(Extracted records)
*-*-*

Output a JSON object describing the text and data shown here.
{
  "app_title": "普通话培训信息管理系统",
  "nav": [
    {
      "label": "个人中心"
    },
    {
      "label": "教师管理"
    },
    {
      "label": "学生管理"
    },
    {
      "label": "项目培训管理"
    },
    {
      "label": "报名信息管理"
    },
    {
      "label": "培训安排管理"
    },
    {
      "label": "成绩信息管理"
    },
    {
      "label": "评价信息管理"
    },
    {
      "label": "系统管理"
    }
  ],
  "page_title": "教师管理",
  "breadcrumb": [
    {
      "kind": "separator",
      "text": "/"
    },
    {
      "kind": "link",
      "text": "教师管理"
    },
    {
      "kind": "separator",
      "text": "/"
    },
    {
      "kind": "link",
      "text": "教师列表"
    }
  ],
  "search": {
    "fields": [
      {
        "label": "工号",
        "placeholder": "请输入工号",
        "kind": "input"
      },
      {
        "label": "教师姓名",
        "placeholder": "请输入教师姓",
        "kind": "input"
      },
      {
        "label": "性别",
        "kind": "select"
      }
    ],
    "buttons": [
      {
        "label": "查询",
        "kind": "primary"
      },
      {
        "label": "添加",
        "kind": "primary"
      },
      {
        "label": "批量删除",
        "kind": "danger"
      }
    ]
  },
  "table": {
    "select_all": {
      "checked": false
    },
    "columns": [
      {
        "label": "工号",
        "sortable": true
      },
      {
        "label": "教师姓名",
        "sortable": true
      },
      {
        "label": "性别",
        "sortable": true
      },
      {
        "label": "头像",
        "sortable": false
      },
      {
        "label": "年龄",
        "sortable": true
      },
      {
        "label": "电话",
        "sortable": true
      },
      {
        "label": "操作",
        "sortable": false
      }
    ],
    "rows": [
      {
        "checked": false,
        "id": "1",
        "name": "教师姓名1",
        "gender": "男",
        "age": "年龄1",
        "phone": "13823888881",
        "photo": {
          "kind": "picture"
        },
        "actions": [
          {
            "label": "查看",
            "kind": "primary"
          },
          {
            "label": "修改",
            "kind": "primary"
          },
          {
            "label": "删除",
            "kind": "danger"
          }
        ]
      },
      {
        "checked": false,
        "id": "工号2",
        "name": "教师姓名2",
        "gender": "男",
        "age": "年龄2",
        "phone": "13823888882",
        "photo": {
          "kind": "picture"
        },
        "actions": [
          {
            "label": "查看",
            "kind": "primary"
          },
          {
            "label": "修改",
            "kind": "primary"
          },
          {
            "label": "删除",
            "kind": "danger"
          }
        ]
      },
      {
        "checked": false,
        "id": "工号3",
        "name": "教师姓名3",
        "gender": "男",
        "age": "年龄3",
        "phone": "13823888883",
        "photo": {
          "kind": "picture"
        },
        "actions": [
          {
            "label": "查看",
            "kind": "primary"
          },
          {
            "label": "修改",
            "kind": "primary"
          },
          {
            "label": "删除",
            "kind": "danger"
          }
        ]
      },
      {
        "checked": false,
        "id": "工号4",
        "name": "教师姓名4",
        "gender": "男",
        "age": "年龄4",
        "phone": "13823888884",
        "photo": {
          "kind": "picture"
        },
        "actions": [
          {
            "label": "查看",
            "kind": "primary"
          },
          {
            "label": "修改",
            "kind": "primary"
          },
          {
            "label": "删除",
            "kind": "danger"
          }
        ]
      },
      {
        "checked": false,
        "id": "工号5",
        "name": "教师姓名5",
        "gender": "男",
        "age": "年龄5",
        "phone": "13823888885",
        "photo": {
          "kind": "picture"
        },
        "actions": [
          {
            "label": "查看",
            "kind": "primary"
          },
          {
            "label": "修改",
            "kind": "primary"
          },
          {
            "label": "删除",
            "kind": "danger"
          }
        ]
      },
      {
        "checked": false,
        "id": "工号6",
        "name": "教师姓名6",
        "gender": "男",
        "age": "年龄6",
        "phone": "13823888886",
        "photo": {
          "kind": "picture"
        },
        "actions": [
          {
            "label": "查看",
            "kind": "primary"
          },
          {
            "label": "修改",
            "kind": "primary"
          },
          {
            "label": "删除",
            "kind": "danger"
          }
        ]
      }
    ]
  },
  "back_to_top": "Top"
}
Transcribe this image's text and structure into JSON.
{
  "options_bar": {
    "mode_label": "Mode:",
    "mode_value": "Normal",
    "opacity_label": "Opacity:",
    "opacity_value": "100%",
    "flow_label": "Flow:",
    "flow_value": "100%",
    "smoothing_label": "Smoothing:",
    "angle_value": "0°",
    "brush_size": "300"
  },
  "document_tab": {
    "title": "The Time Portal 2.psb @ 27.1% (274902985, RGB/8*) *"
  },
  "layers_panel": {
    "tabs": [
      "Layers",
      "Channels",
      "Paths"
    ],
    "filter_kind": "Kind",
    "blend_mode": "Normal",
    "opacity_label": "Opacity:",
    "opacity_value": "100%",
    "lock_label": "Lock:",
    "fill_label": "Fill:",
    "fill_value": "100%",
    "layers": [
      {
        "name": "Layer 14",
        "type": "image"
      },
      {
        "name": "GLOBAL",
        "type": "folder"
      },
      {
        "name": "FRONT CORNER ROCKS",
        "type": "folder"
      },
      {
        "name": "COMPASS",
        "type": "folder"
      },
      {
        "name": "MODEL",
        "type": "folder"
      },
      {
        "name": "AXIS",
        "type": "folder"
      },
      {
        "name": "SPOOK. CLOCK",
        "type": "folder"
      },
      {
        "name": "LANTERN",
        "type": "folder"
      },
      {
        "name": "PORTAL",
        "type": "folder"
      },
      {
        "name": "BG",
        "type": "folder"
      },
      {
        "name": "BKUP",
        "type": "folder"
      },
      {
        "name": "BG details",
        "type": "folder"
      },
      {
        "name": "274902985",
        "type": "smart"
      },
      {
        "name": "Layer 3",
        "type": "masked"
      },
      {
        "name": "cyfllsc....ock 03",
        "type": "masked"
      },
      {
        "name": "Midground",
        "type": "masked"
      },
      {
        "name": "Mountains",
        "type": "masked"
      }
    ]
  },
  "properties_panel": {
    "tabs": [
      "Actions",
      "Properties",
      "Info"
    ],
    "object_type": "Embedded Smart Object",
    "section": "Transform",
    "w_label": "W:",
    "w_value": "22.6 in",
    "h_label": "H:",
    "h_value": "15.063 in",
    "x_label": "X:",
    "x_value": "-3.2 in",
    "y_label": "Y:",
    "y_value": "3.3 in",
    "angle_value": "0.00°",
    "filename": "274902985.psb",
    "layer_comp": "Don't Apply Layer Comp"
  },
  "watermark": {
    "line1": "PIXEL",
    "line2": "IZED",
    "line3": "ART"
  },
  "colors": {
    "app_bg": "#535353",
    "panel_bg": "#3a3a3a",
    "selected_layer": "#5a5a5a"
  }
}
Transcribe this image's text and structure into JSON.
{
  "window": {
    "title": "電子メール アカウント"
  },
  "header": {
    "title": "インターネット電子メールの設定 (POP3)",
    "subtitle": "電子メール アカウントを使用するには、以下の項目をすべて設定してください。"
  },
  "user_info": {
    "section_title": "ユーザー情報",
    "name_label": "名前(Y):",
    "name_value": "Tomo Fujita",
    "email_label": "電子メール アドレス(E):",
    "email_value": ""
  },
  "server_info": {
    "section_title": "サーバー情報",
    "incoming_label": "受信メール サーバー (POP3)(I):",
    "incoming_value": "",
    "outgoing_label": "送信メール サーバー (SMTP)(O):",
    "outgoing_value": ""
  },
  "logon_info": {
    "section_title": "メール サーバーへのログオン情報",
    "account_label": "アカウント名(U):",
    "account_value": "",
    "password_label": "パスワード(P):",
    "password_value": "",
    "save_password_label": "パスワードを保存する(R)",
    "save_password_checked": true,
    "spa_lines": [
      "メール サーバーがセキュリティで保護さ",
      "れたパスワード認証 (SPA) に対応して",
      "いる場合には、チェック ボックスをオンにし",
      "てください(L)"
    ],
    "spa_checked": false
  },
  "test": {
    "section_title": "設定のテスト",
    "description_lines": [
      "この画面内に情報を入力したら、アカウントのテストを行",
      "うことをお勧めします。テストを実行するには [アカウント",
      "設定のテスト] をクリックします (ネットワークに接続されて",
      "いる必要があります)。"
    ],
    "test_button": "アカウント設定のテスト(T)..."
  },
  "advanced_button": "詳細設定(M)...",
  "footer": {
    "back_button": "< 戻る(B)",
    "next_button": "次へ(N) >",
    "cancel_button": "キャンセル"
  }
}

*-*-*

• _Directions for this task_:
Give only the number of lines in the entries that contain "教师管理".

• _Result of this exercise_:
3